WHAT YOU SHOULD DO — Transcribe the listing word for word.

RECORDS SHOWN —
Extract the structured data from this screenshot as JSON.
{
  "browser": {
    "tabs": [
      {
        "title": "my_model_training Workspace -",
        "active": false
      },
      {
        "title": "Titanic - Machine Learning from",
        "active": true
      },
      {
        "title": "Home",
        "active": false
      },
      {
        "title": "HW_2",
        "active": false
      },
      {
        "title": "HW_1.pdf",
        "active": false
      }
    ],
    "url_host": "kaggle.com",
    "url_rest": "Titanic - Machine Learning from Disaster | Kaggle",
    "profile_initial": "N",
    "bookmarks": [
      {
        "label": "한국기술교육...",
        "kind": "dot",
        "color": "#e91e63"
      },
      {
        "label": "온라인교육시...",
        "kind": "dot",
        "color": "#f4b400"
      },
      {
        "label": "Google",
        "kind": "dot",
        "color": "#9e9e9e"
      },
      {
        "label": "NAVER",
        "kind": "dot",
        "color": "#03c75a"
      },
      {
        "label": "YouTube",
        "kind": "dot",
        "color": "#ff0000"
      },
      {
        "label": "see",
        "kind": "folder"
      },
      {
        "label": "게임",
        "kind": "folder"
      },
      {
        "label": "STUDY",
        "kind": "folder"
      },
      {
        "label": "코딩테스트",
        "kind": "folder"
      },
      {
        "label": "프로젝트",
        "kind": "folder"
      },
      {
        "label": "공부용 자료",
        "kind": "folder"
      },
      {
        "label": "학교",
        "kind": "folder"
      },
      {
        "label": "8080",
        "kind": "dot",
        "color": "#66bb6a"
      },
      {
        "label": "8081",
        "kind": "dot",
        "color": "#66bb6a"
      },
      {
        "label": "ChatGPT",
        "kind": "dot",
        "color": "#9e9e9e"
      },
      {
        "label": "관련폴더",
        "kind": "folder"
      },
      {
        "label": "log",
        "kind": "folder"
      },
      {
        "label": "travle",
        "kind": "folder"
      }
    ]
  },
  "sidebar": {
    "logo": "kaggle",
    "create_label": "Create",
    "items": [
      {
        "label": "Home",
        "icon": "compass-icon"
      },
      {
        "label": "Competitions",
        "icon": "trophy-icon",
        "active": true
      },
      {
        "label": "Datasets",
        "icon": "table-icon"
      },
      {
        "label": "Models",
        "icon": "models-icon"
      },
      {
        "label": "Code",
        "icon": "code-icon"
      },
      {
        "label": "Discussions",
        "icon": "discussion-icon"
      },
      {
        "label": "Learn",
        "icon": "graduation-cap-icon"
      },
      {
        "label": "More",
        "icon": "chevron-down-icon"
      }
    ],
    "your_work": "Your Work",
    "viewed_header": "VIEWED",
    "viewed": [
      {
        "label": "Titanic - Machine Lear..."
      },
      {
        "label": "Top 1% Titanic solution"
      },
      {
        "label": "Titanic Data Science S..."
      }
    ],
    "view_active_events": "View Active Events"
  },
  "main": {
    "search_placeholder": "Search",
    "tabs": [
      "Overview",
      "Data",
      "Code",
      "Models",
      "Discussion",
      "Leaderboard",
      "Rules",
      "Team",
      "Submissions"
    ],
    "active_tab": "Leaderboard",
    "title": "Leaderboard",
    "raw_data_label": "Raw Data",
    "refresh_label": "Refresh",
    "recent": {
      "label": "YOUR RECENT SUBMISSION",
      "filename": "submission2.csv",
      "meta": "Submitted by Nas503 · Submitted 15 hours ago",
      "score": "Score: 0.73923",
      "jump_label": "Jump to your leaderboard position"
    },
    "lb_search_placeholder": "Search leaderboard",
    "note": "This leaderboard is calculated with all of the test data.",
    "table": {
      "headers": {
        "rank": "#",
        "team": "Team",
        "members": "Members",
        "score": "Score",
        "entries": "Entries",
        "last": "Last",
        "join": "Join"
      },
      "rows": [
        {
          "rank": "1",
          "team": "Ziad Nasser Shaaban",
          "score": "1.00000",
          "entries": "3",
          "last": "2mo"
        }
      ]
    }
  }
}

SOLVED EXERCISE —
Extract the structured data from this screenshot as JSON.
{
  "browser": {
    "tabs": [
      {
        "title": "my_model_training Workspace -",
        "active": false
      },
      {
        "title": "Titanic - Machine Learning from",
        "active": true
      },
      {
        "title": "Home",
        "active": false
      },
      {
        "title": "HW_2",
        "active": false
      },
      {
        "title": "HW_1.pdf",
        "active": false
      }
    ],
    "url_host": "kaggle.com",
    "url_rest": "Titanic - Machine Learning from Disaster | Kaggle",
    "profile_initial": "N",
    "bookmarks": [
      {
        "label": "한국기술교육...",
        "kind": "dot",
        "color": "#e91e63"
      },
      {
        "label": "온라인교육시...",
        "kind": "dot",
        "color": "#f4b400"
      },
      {
        "label": "Google",
        "kind": "dot",
        "color": "#9e9e9e"
      },
      {
        "label": "NAVER",
        "kind": "dot",
        "color": "#03c75a"
      },
      {
        "label": "YouTube",
        "kind": "dot",
        "color": "#ff0000"
      },
      {
        "label": "see",
        "kind": "folder"
      },
      {
        "label": "게임",
        "kind": "folder"
      },
      {
        "label": "STUDY",
        "kind": "folder"
      },
      {
        "label": "코딩테스트",
        "kind": "folder"
      },
      {
        "label": "프로젝트",
        "kind": "folder"
      },
      {
        "label": "공부용 자료",
        "kind": "folder"
      },
      {
        "label": "학교",
        "kind": "folder"
      },
      {
        "label": "8080",
        "kind": "dot",
        "color": "#66bb6a"
      },
      {
        "label": "8081",
        "kind": "dot",
        "color": "#66bb6a"
      },
      {
        "label": "ChatGPT",
        "kind": "dot",
        "color": "#9e9e9e"
      },
      {
        "label": "관련폴더",
        "kind": "folder"
      },
      {
        "label": "log",
        "kind": "folder"
      },
      {
        "label": "travle",
        "kind": "folder"
      }
    ]
  },
  "sidebar": {
    "logo": "kaggle",
    "create_label": "Create",
    "items": [
      {
        "label": "Home",
        "icon": "compass-icon"
      },
      {
        "label": "Competitions",
        "icon": "trophy-icon",
        "active": true
      },
      {
        "label": "Datasets",
        "icon": "table-icon"
      },
      {
        "label": "Models",
        "icon": "models-icon"
      },
      {
        "label": "Code",
        "icon": "code-icon"
      },
      {
        "label": "Discussions",
        "icon": "discussion-icon"
      },
      {
        "label": "Learn",
        "icon": "graduation-cap-icon"
      },
      {
        "label": "More",
        "icon": "chevron-down-icon"
      }
    ],
    "your_work": "Your Work",
    "viewed_header": "VIEWED",
    "viewed": [
      {
        "label": "Titanic - Machine Lear..."
      },
      {
        "label": "Top 1% Titanic solution"
      },
      {
        "label": "Titanic Data Science S..."
      }
    ],
    "view_active_events": "View Active Events"
  },
  "main": {
    "search_placeholder": "Search",
    "tabs": [
      "Overview",
      "Data",
      "Code",
      "Models",
      "Discussion",
      "Leaderboard",
      "Rules",
      "Team",
      "Submissions"
    ],
    "active_tab": "Leaderboard",
    "title": "Leaderboard",
    "raw_data_label": "Raw Data",
    "refresh_label": "Refresh",
    "recent": {
      "label": "YOUR RECENT SUBMISSION",
      "filename": "submission2.csv",
      "meta": "Submitted by Nas503 · Submitted 15 hours ago",
      "score": "Score: 0.73923",
      "jump_label": "Jump to your leaderboard position"
    },
    "lb_search_placeholder": "Search leaderboard",
    "note": "This leaderboard is calculated with all of the test data.",
    "table": {
      "headers": {
        "rank": "#",
        "team": "Team",
        "members": "Members",
        "score": "Score",
        "entries": "Entries",
        "last": "Last",
        "join": "Join"
      },
      "rows": [
        {
          "rank": "1",
          "team": "Ziad Nasser Shaaban",
          "score": "1.00000",
          "entries": "3",
          "last": "2mo"
        }
      ]
    }
  }
}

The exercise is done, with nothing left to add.